Benefits and Risks of Pesticide Testing on Humans

Herbert L Needleman 1, J Routt Reigart 2, Philip Landrigan 3, Jennifer Sass 4, Cynthia Bearer 5
PMCID: PMC1314936  PMID: 16330333

In their review of the history of the U.S. Environmental Protection Agency’s (EPA) response to the question of human testing of pesticides, Resnick and Portier (2005) argued that the benefits of such testing outweigh the hazards, and they attempted to refute claims that human testing is both unproductive and unethical. We consider their arguments vague, tendentious, and essentially incorrect.

Unanimously passed by both houses of Congress in 1996, with the support of pesticide manufacturers, pediatricians, and the environmental community, the Food Quality Protection Act (FQPA 1996) added a 10-fold child protective safety factor in choosing a reference dose to two earlier factors, one employed to accommodate the difference between animals and humans and one to accommodate the variance among adults. The single stimulus behind the FQPA was the growing evidence of increased childhood vulnerability, and the single reason for its unanimous, bipartisan passage was to protect children.

*Extracted entries:*
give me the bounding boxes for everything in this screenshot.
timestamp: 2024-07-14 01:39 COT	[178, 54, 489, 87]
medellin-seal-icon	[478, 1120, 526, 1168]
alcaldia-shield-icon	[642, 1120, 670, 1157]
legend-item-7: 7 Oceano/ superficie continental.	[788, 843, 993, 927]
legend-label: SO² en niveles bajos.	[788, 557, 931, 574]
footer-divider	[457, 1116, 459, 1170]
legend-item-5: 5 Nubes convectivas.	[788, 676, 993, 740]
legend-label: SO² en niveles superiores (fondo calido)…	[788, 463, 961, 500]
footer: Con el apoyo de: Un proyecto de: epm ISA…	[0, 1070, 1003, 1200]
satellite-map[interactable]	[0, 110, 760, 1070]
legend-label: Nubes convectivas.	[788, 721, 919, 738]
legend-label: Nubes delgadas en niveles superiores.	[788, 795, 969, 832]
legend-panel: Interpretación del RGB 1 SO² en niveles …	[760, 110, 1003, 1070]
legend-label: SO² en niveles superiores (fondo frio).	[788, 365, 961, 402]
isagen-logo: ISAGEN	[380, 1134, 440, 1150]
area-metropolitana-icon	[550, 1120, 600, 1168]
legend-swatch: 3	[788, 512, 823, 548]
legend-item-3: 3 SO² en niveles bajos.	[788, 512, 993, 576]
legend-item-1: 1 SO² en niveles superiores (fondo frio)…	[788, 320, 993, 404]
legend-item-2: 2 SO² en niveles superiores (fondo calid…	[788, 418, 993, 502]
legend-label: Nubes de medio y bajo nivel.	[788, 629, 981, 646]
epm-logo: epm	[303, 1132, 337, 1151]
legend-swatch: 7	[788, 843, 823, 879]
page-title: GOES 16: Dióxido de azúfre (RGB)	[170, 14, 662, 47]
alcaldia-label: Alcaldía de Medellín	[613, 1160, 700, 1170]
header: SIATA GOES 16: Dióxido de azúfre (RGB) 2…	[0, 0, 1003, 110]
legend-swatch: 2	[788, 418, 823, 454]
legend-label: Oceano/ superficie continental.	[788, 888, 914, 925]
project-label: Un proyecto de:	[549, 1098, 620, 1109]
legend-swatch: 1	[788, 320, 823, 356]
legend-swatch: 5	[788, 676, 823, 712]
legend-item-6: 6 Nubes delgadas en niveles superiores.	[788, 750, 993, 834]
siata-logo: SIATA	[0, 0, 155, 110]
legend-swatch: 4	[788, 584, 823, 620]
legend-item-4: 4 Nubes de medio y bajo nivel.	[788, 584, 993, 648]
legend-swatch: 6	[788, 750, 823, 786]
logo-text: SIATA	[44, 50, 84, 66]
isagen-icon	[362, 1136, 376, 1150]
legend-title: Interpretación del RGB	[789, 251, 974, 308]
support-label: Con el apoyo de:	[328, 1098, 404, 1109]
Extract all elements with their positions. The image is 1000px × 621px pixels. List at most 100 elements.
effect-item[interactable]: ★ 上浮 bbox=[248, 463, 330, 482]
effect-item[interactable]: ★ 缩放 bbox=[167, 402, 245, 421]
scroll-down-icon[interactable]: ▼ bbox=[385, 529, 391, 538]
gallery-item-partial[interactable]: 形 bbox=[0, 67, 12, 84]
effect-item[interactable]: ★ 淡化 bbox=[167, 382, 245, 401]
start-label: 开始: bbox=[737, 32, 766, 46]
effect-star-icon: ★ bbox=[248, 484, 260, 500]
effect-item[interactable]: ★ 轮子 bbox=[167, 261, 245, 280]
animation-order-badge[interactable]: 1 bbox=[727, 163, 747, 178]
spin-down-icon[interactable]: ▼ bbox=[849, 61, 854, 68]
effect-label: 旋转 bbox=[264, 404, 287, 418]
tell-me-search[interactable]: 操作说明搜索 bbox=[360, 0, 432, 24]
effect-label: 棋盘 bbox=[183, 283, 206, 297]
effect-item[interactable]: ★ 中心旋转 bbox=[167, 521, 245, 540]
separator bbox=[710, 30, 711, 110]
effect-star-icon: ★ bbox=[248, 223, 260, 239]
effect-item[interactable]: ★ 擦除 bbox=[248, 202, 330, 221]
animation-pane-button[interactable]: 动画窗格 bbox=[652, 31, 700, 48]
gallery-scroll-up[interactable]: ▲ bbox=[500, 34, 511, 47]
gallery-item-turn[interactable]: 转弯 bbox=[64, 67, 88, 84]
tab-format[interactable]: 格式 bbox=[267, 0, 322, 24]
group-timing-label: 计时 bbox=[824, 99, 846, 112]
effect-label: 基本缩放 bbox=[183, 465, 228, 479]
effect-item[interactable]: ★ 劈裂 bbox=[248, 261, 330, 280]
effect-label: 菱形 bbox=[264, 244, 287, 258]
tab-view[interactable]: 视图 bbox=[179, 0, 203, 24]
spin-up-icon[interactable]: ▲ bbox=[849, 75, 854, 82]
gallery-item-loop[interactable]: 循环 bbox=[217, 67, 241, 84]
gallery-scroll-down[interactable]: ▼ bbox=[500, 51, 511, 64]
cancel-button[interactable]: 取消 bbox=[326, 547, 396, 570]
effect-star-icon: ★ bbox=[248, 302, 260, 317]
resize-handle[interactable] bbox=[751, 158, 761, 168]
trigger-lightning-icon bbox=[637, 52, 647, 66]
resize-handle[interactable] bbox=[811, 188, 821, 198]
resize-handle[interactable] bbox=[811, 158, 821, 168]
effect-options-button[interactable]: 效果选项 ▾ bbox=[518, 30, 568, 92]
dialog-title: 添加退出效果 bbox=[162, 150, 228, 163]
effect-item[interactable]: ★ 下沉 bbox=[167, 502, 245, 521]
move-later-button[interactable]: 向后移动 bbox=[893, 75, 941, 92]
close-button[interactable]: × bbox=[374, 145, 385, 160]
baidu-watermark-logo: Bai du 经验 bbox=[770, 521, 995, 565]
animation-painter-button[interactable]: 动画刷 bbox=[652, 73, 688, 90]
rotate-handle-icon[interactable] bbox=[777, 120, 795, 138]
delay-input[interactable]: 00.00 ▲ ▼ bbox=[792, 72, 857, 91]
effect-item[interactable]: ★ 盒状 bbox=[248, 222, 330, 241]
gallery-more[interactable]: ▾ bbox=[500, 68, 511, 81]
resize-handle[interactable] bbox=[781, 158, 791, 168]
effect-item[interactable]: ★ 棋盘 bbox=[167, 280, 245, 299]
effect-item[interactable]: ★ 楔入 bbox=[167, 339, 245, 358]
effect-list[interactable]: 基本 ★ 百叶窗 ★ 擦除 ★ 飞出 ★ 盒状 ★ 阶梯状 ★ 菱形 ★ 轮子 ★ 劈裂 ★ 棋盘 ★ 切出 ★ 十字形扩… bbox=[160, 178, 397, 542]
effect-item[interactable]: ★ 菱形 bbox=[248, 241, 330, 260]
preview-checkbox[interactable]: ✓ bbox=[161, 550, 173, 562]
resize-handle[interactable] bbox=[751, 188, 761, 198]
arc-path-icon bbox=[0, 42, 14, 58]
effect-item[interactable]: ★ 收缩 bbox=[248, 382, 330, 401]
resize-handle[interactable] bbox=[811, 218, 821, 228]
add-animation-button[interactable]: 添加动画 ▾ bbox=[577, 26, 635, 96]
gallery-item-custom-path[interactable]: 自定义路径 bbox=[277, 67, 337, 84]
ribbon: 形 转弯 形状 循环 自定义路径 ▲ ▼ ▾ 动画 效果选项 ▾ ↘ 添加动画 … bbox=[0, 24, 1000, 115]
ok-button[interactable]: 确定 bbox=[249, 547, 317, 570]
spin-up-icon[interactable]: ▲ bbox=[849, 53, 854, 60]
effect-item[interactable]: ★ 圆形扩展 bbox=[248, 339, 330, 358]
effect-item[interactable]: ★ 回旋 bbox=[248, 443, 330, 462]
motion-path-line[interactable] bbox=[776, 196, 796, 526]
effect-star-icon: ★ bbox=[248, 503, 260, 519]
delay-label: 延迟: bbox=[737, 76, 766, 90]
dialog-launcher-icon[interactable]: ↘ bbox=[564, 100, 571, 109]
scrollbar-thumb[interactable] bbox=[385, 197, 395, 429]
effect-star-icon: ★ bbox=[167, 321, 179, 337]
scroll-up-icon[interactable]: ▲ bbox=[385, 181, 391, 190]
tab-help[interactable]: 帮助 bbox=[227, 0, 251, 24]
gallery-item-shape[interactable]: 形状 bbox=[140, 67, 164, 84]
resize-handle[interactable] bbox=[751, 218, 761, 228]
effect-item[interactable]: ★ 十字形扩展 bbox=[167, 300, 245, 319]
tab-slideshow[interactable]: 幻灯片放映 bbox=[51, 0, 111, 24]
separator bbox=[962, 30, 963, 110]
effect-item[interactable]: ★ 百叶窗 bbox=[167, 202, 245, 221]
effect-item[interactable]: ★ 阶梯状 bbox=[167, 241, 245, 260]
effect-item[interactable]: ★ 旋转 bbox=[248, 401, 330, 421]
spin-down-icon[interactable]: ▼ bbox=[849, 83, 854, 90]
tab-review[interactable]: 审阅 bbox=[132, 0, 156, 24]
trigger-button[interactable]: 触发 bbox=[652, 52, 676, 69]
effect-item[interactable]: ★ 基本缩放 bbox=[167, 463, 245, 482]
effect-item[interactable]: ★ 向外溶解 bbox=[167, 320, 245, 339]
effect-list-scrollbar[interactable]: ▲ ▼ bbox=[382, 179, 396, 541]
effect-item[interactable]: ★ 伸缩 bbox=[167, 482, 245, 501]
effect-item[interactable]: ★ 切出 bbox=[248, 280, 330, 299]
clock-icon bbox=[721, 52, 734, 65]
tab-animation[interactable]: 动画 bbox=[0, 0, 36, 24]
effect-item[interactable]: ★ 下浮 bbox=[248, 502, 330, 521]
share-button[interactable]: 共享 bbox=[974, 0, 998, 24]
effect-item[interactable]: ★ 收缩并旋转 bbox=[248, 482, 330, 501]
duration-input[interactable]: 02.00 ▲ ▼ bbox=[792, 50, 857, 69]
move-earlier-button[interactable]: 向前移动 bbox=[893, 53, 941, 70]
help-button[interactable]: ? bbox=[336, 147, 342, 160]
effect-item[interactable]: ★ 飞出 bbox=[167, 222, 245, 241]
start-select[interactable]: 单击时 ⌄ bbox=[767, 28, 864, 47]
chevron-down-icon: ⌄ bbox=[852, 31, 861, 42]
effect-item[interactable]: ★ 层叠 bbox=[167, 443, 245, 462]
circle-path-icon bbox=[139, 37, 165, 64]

*Your task:*
Duplicate the pesticide testing passage word for word, everything from "Herbert L Needleman" down to "and essentially incorrect.".

*Exercise output:*
Herbert L Needleman 1, J Routt Reigart 2, Philip Landrigan 3, Jennifer Sass 4, Cynthia Bearer 5
PMCID: PMC1314936  PMID: 16330333

In their review of the history of the U.S. Environmental Protection Agency’s (EPA) response to the question of human testing of pesticides, Resnick and Portier (2005) argued that the benefits of such testing outweigh the hazards, and they attempted to refute claims that human testing is both unproductive and unethical. We consider their arguments vague, tendentious, and essentially incorrect.